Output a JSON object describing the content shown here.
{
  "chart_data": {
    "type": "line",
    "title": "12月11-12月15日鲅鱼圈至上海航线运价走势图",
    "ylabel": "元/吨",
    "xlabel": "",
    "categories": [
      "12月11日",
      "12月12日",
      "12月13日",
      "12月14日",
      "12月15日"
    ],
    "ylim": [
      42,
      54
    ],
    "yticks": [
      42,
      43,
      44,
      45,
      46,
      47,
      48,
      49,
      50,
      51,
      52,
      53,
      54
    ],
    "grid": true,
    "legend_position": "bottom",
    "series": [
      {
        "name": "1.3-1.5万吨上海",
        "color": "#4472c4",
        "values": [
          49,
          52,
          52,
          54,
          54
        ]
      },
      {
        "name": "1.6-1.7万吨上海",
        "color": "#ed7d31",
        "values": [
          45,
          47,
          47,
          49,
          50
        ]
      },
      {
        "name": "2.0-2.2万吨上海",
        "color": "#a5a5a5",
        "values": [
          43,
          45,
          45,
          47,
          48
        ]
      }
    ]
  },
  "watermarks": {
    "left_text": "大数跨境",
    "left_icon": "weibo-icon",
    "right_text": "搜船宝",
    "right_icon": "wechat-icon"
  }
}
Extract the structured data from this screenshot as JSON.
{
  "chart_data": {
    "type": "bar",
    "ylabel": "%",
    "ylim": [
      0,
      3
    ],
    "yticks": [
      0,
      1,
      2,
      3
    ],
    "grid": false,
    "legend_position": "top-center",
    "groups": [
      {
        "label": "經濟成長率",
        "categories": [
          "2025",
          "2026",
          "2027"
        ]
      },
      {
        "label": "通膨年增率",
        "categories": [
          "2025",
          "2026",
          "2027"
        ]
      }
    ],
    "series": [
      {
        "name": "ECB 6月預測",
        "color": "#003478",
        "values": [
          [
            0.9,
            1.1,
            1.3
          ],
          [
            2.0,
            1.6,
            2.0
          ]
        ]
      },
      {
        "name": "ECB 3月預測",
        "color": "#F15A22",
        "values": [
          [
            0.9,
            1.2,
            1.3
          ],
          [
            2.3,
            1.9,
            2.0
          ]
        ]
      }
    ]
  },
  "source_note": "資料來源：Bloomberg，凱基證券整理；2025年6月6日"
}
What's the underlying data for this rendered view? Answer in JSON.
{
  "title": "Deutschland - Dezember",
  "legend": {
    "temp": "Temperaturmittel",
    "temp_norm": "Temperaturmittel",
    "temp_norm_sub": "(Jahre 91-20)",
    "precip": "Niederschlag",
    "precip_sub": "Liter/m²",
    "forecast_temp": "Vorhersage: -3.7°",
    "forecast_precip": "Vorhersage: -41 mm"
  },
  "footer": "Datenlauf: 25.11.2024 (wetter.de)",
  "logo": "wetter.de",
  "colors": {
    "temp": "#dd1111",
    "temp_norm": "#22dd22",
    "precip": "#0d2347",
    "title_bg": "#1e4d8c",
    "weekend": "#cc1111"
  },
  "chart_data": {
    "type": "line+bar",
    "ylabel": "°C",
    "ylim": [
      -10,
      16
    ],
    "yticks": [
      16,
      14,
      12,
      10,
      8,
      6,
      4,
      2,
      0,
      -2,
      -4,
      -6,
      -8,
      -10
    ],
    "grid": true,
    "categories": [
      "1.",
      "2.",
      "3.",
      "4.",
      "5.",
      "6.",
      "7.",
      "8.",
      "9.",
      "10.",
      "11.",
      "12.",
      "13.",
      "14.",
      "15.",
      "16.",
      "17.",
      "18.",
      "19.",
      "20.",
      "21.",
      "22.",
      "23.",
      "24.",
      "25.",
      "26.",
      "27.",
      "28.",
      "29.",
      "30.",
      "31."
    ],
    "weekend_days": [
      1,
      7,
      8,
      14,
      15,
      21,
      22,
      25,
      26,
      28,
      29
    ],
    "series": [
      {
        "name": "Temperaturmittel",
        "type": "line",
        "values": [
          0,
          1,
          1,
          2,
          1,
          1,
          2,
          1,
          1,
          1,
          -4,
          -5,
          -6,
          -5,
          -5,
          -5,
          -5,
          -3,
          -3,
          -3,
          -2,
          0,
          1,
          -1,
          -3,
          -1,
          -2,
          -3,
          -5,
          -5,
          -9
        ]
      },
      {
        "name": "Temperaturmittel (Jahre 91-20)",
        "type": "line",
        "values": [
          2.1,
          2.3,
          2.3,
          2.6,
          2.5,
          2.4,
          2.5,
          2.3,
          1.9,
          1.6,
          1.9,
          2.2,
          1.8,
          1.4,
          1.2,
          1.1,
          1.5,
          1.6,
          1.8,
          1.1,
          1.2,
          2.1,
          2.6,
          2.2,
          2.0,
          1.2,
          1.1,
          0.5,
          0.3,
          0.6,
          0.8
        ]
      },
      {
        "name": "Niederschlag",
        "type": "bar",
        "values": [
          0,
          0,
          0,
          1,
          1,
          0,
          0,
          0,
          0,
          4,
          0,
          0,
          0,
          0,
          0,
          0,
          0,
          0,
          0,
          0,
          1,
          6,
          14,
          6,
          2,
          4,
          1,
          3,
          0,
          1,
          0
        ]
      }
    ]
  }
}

────────────────────────────────────────

▶ EXERCISE DIRECTIONS
Search the records for the word "type". Copy every line that has it.

▶ RESULT
    "type": "line",
    "type": "bar",
    "type": "line+bar",
        "type": "line",
        "type": "line",
        "type": "bar",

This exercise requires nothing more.